-------- MATERIAL FOR THE TASK --------

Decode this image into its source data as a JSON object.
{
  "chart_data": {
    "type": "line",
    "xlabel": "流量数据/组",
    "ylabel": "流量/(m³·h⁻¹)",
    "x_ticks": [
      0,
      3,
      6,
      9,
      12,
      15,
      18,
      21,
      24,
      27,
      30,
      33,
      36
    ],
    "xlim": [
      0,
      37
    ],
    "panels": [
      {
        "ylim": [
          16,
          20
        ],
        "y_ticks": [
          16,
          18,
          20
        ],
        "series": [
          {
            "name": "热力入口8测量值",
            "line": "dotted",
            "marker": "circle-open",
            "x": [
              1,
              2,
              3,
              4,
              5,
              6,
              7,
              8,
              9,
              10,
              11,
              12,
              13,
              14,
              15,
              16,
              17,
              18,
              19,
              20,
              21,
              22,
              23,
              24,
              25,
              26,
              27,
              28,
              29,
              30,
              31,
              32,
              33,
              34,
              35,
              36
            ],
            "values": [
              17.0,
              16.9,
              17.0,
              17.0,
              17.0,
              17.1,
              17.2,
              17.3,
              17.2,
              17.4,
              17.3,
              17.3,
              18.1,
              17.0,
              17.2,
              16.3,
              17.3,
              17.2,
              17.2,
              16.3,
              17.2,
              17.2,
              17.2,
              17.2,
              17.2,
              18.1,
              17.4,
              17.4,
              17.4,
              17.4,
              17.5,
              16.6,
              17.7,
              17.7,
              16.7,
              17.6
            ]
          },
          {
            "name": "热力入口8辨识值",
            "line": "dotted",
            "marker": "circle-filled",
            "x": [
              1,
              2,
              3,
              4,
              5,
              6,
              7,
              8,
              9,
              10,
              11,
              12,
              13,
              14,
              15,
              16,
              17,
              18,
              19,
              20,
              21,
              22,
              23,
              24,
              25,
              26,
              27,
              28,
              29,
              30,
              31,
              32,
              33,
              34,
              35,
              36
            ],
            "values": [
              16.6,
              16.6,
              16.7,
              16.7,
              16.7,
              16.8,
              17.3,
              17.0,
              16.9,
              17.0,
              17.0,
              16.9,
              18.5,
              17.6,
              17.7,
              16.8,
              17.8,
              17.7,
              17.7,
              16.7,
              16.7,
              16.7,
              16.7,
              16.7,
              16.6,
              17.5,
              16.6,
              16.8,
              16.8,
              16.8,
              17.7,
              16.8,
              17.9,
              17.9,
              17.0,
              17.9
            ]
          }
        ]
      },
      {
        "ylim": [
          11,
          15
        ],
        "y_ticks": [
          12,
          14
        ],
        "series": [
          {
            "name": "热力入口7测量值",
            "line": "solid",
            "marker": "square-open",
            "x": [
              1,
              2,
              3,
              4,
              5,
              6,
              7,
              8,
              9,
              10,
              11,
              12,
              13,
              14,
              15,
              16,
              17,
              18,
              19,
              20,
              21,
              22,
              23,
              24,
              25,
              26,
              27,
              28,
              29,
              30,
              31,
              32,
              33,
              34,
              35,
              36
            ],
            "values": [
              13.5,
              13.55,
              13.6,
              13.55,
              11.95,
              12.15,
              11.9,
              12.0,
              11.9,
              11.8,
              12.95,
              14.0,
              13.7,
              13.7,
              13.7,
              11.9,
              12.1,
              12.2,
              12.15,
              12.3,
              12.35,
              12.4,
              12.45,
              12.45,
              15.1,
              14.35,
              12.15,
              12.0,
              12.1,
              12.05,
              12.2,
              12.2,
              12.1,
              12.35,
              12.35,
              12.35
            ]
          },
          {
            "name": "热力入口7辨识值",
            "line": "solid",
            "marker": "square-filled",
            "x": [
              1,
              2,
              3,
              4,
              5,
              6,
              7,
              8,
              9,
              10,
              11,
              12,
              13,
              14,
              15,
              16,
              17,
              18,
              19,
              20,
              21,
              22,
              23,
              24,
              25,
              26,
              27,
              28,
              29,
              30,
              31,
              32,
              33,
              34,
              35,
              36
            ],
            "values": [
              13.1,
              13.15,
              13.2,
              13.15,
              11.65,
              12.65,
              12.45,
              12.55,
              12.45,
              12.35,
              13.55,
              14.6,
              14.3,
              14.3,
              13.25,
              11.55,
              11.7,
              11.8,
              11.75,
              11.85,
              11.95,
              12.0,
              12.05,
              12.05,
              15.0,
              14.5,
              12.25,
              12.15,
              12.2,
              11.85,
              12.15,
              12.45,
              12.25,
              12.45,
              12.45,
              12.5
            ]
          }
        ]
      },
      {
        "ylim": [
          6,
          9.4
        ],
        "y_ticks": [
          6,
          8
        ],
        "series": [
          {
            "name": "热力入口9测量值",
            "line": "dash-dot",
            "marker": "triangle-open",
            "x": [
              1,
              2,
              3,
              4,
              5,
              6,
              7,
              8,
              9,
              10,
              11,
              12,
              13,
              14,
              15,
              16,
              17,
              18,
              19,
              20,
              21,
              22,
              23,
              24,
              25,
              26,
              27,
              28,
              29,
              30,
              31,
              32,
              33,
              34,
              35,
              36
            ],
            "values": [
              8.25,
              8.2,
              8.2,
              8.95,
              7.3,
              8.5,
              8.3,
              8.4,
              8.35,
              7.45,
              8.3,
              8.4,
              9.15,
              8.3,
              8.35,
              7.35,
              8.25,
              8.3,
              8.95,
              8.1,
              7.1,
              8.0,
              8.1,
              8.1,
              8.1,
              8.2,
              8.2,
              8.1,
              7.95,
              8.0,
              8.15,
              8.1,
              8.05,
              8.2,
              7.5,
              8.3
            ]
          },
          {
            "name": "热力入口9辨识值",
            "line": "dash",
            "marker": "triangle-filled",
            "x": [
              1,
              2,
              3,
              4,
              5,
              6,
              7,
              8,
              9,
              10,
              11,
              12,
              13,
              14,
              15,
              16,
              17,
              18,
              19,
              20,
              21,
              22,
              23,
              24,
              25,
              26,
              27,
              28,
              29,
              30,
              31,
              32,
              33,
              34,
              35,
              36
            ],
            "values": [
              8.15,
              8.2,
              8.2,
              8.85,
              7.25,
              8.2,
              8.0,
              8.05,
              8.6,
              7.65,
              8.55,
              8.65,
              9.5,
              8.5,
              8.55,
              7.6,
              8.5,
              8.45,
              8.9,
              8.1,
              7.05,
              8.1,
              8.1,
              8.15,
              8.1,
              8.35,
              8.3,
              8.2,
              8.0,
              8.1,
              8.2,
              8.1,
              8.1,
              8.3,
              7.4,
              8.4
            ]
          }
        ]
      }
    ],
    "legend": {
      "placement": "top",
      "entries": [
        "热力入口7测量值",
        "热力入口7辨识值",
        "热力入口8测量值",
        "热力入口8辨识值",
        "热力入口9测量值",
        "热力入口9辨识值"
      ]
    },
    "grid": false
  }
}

--------

### EXERCISE DESCRIPTION
The data above must be returned in full, exactly as written.

### THE RESPONSE
Decode this image into its source data as a JSON object.
{
  "chart_data": {
    "type": "line",
    "xlabel": "流量数据/组",
    "ylabel": "流量/(m³·h⁻¹)",
    "x_ticks": [
      0,
      3,
      6,
      9,
      12,
      15,
      18,
      21,
      24,
      27,
      30,
      33,
      36
    ],
    "xlim": [
      0,
      37
    ],
    "panels": [
      {
        "ylim": [
          16,
          20
        ],
        "y_ticks": [
          16,
          18,
          20
        ],
        "series": [
          {
            "name": "热力入口8测量值",
            "line": "dotted",
            "marker": "circle-open",
            "x": [
              1,
              2,
              3,
              4,
              5,
              6,
              7,
              8,
              9,
              10,
              11,
              12,
              13,
              14,
              15,
              16,
              17,
              18,
              19,
              20,
              21,
              22,
              23,
              24,
              25,
              26,
              27,
              28,
              29,
              30,
              31,
              32,
              33,
              34,
              35,
              36
            ],
            "values": [
              17.0,
              16.9,
              17.0,
              17.0,
              17.0,
              17.1,
              17.2,
              17.3,
              17.2,
              17.4,
              17.3,
              17.3,
              18.1,
              17.0,
              17.2,
              16.3,
              17.3,
              17.2,
              17.2,
              16.3,
              17.2,
              17.2,
              17.2,
              17.2,
              17.2,
              18.1,
              17.4,
              17.4,
              17.4,
              17.4,
              17.5,
              16.6,
              17.7,
              17.7,
              16.7,
              17.6
            ]
          },
          {
            "name": "热力入口8辨识值",
            "line": "dotted",
            "marker": "circle-filled",
            "x": [
              1,
              2,
              3,
              4,
              5,
              6,
              7,
              8,
              9,
              10,
              11,
              12,
              13,
              14,
              15,
              16,
              17,
              18,
              19,
              20,
              21,
              22,
              23,
              24,
              25,
              26,
              27,
              28,
              29,
              30,
              31,
              32,
              33,
              34,
              35,
              36
            ],
            "values": [
              16.6,
              16.6,
              16.7,
              16.7,
              16.7,
              16.8,
              17.3,
              17.0,
              16.9,
              17.0,
              17.0,
              16.9,
              18.5,
              17.6,
              17.7,
              16.8,
              17.8,
              17.7,
              17.7,
              16.7,
              16.7,
              16.7,
              16.7,
              16.7,
              16.6,
              17.5,
              16.6,
              16.8,
              16.8,
              16.8,
              17.7,
              16.8,
              17.9,
              17.9,
              17.0,
              17.9
            ]
          }
        ]
      },
      {
        "ylim": [
          11,
          15
        ],
        "y_ticks": [
          12,
          14
        ],
        "series": [
          {
            "name": "热力入口7测量值",
            "line": "solid",
            "marker": "square-open",
            "x": [
              1,
              2,
              3,
              4,
              5,
              6,
              7,
              8,
              9,
              10,
              11,
              12,
              13,
              14,
              15,
              16,
              17,
              18,
              19,
              20,
              21,
              22,
              23,
              24,
              25,
              26,
              27,
              28,
              29,
              30,
              31,
              32,
              33,
              34,
              35,
              36
            ],
            "values": [
              13.5,
              13.55,
              13.6,
              13.55,
              11.95,
              12.15,
              11.9,
              12.0,
              11.9,
              11.8,
              12.95,
              14.0,
              13.7,
              13.7,
              13.7,
              11.9,
              12.1,
              12.2,
              12.15,
              12.3,
              12.35,
              12.4,
              12.45,
              12.45,
              15.1,
              14.35,
              12.15,
              12.0,
              12.1,
              12.05,
              12.2,
              12.2,
              12.1,
              12.35,
              12.35,
              12.35
            ]
          },
          {
            "name": "热力入口7辨识值",
            "line": "solid",
            "marker": "square-filled",
            "x": [
              1,
              2,
              3,
              4,
              5,
              6,
              7,
              8,
              9,
              10,
              11,
              12,
              13,
              14,
              15,
              16,
              17,
              18,
              19,
              20,
              21,
              22,
              23,
              24,
              25,
              26,
              27,
              28,
              29,
              30,
              31,
              32,
              33,
              34,
              35,
              36
            ],
            "values": [
              13.1,
              13.15,
              13.2,
              13.15,
              11.65,
              12.65,
              12.45,
              12.55,
              12.45,
              12.35,
              13.55,
              14.6,
              14.3,
              14.3,
              13.25,
              11.55,
              11.7,
              11.8,
              11.75,
              11.85,
              11.95,
              12.0,
              12.05,
              12.05,
              15.0,
              14.5,
              12.25,
              12.15,
              12.2,
              11.85,
              12.15,
              12.45,
              12.25,
              12.45,
              12.45,
              12.5
            ]
          }
        ]
      },
      {
        "ylim": [
          6,
          9.4
        ],
        "y_ticks": [
          6,
          8
        ],
        "series": [
          {
            "name": "热力入口9测量值",
            "line": "dash-dot",
            "marker": "triangle-open",
            "x": [
              1,
              2,
              3,
              4,
              5,
              6,
              7,
              8,
              9,
              10,
              11,
              12,
              13,
              14,
              15,
              16,
              17,
              18,
              19,
              20,
              21,
              22,
              23,
              24,
              25,
              26,
              27,
              28,
              29,
              30,
              31,
              32,
              33,
              34,
              35,
              36
            ],
            "values": [
              8.25,
              8.2,
              8.2,
              8.95,
              7.3,
              8.5,
              8.3,
              8.4,
              8.35,
              7.45,
              8.3,
              8.4,
              9.15,
              8.3,
              8.35,
              7.35,
              8.25,
              8.3,
              8.95,
              8.1,
              7.1,
              8.0,
              8.1,
              8.1,
              8.1,
              8.2,
              8.2,
              8.1,
              7.95,
              8.0,
              8.15,
              8.1,
              8.05,
              8.2,
              7.5,
              8.3
            ]
          },
          {
            "name": "热力入口9辨识值",
            "line": "dash",
            "marker": "triangle-filled",
            "x": [
              1,
              2,
              3,
              4,
              5,
              6,
              7,
              8,
              9,
              10,
              11,
              12,
              13,
              14,
              15,
              16,
              17,
              18,
              19,
              20,
              21,
              22,
              23,
              24,
              25,
              26,
              27,
              28,
              29,
              30,
              31,
              32,
              33,
              34,
              35,
              36
            ],
            "values": [
              8.15,
              8.2,
              8.2,
              8.85,
              7.25,
              8.2,
              8.0,
              8.05,
              8.6,
              7.65,
              8.55,
              8.65,
              9.5,
              8.5,
              8.55,
              7.6,
              8.5,
              8.45,
              8.9,
              8.1,
              7.05,
              8.1,
              8.1,
              8.15,
              8.1,
              8.35,
              8.3,
              8.2,
              8.0,
              8.1,
              8.2,
              8.1,
              8.1,
              8.3,
              7.4,
              8.4
            ]
          }
        ]
      }
    ],
    "legend": {
      "placement": "top",
      "entries": [
        "热力入口7测量值",
        "热力入口7辨识值",
        "热力入口8测量值",
        "热力入口8辨识值",
        "热力入口9测量值",
        "热力入口9辨识值"
      ]
    },
    "grid": false
  }
}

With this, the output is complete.